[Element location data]
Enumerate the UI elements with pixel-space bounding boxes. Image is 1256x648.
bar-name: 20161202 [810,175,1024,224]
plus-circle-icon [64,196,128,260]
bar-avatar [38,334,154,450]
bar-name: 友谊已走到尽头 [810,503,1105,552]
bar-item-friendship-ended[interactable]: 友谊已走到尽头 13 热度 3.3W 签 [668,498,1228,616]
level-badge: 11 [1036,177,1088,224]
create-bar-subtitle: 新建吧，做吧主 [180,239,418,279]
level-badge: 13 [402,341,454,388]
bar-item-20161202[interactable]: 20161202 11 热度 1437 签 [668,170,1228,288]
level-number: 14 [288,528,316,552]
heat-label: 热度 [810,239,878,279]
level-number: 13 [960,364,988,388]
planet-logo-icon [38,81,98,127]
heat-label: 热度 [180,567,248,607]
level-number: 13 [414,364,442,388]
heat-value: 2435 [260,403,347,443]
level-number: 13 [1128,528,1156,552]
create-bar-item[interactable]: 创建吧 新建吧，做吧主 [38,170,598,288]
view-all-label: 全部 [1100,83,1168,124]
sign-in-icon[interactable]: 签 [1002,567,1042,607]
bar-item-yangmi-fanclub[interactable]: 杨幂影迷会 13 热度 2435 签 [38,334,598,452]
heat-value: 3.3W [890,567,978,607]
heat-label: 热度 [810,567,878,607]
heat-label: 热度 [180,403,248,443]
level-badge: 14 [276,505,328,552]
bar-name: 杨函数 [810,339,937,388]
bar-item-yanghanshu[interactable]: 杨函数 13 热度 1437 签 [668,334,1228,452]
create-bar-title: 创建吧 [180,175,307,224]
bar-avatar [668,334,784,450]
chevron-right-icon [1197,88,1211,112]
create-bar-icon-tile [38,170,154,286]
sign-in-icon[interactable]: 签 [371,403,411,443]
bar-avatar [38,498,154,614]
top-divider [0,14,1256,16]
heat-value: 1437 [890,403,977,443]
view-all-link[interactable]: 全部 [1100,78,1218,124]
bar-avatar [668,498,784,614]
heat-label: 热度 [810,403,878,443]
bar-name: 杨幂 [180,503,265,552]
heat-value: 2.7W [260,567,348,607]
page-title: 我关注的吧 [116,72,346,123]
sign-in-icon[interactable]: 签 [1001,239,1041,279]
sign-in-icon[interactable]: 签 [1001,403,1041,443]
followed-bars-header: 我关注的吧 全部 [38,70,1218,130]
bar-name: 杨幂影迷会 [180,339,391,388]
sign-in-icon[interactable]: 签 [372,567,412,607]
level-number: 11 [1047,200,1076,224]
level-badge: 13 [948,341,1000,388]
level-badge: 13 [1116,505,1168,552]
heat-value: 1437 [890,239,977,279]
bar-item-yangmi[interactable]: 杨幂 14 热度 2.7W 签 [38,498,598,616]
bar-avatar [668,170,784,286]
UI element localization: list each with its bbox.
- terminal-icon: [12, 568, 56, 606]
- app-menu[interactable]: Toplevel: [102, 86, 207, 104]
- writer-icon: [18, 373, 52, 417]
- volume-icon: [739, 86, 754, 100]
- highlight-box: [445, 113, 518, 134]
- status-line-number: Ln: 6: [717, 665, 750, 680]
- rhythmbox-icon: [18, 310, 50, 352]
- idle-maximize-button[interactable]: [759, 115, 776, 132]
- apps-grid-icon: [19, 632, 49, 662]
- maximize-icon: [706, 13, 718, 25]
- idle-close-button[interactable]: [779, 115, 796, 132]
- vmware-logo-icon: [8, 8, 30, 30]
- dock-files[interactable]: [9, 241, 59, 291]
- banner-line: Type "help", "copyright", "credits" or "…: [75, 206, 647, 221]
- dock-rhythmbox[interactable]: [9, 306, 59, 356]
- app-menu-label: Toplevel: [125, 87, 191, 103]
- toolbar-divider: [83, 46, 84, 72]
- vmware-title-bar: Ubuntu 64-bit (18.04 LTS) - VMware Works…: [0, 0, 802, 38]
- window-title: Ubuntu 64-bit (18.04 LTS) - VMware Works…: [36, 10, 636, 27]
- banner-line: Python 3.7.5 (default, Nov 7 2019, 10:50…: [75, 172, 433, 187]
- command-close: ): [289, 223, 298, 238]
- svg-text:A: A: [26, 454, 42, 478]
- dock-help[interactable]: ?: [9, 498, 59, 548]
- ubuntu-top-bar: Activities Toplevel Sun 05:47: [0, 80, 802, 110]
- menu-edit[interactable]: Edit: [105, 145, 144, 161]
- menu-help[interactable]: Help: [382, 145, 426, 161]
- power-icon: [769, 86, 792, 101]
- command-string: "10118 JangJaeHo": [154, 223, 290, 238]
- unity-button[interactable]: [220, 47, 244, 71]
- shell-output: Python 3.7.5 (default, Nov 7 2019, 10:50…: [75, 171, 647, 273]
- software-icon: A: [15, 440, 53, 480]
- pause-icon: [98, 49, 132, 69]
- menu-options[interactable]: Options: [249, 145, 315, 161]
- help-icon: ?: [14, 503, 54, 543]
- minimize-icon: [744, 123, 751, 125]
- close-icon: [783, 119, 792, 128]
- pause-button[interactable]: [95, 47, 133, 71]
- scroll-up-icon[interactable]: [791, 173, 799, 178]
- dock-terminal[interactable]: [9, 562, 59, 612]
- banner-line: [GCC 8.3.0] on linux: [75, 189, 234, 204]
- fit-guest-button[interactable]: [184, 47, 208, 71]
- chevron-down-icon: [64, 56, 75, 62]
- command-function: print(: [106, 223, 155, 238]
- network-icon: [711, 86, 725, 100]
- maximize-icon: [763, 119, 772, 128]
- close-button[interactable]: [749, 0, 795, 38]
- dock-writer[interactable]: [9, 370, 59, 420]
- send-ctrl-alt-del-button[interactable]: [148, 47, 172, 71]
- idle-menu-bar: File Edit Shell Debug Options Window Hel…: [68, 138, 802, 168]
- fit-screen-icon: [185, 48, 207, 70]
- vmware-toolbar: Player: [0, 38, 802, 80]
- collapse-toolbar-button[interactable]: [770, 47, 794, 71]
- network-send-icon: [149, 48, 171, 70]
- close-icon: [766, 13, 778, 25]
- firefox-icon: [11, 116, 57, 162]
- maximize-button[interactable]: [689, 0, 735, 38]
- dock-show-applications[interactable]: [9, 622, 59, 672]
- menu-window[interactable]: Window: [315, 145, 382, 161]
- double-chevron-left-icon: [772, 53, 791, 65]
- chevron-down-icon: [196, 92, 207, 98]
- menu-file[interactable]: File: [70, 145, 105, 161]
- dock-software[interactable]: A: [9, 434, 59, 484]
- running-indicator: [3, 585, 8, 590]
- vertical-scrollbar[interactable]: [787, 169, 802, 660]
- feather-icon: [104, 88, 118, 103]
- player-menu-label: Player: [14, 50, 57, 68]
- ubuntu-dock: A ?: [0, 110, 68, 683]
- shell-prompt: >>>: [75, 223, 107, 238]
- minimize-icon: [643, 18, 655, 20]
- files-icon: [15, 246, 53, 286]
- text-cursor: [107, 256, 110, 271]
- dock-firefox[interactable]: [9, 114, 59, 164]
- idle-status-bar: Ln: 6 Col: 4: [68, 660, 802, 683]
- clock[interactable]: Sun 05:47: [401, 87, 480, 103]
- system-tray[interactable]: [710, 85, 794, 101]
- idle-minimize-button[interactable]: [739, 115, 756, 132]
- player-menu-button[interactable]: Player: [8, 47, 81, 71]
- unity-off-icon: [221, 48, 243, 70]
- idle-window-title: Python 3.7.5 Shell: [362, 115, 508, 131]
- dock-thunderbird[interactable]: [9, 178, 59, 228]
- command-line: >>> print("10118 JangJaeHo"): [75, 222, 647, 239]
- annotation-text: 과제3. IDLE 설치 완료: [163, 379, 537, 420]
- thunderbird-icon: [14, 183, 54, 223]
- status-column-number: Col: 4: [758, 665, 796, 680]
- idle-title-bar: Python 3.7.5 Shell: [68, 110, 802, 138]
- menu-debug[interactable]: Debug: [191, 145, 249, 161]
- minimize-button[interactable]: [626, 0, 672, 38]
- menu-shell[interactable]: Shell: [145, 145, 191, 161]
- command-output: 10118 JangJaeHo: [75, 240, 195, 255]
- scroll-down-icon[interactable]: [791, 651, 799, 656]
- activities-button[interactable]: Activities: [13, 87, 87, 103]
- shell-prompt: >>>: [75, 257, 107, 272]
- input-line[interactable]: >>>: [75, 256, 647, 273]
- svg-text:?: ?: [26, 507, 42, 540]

◆ Problem details ◆
From the start of the records up to and including the line containing "bar-name: 杨幂影迷会 [180,339,391,388]", change every "heat-label" to "popularity-label" and leave all else unchanged.

◆ Exercise solution ◆
Enumerate the UI elements with pixel-space bounding boxes. Image is 1256x648.
bar-name: 20161202 [810,175,1024,224]
plus-circle-icon [64,196,128,260]
bar-avatar [38,334,154,450]
bar-name: 友谊已走到尽头 [810,503,1105,552]
bar-item-friendship-ended[interactable]: 友谊已走到尽头 13 热度 3.3W 签 [668,498,1228,616]
level-badge: 11 [1036,177,1088,224]
create-bar-subtitle: 新建吧，做吧主 [180,239,418,279]
level-badge: 13 [402,341,454,388]
bar-item-20161202[interactable]: 20161202 11 热度 1437 签 [668,170,1228,288]
level-number: 14 [288,528,316,552]
popularity-label: 热度 [810,239,878,279]
level-number: 13 [960,364,988,388]
planet-logo-icon [38,81,98,127]
popularity-label: 热度 [180,567,248,607]
level-number: 13 [414,364,442,388]
heat-value: 2435 [260,403,347,443]
level-number: 13 [1128,528,1156,552]
create-bar-item[interactable]: 创建吧 新建吧，做吧主 [38,170,598,288]
view-all-label: 全部 [1100,83,1168,124]
sign-in-icon[interactable]: 签 [1002,567,1042,607]
bar-item-yangmi-fanclub[interactable]: 杨幂影迷会 13 热度 2435 签 [38,334,598,452]
heat-value: 3.3W [890,567,978,607]
popularity-label: 热度 [810,567,878,607]
popularity-label: 热度 [180,403,248,443]
level-badge: 14 [276,505,328,552]
bar-name: 杨函数 [810,339,937,388]
bar-item-yanghanshu[interactable]: 杨函数 13 热度 1437 签 [668,334,1228,452]
create-bar-title: 创建吧 [180,175,307,224]
bar-avatar [668,334,784,450]
chevron-right-icon [1197,88,1211,112]
create-bar-icon-tile [38,170,154,286]
sign-in-icon[interactable]: 签 [371,403,411,443]
bar-avatar [38,498,154,614]
top-divider [0,14,1256,16]
heat-value: 1437 [890,403,977,443]
view-all-link[interactable]: 全部 [1100,78,1218,124]
bar-avatar [668,498,784,614]
popularity-label: 热度 [810,403,878,443]
bar-name: 杨幂 [180,503,265,552]
heat-value: 2.7W [260,567,348,607]
page-title: 我关注的吧 [116,72,346,123]
sign-in-icon[interactable]: 签 [1001,239,1041,279]
sign-in-icon[interactable]: 签 [1001,403,1041,443]
followed-bars-header: 我关注的吧 全部 [38,70,1218,130]
bar-name: 杨幂影迷会 [180,339,391,388]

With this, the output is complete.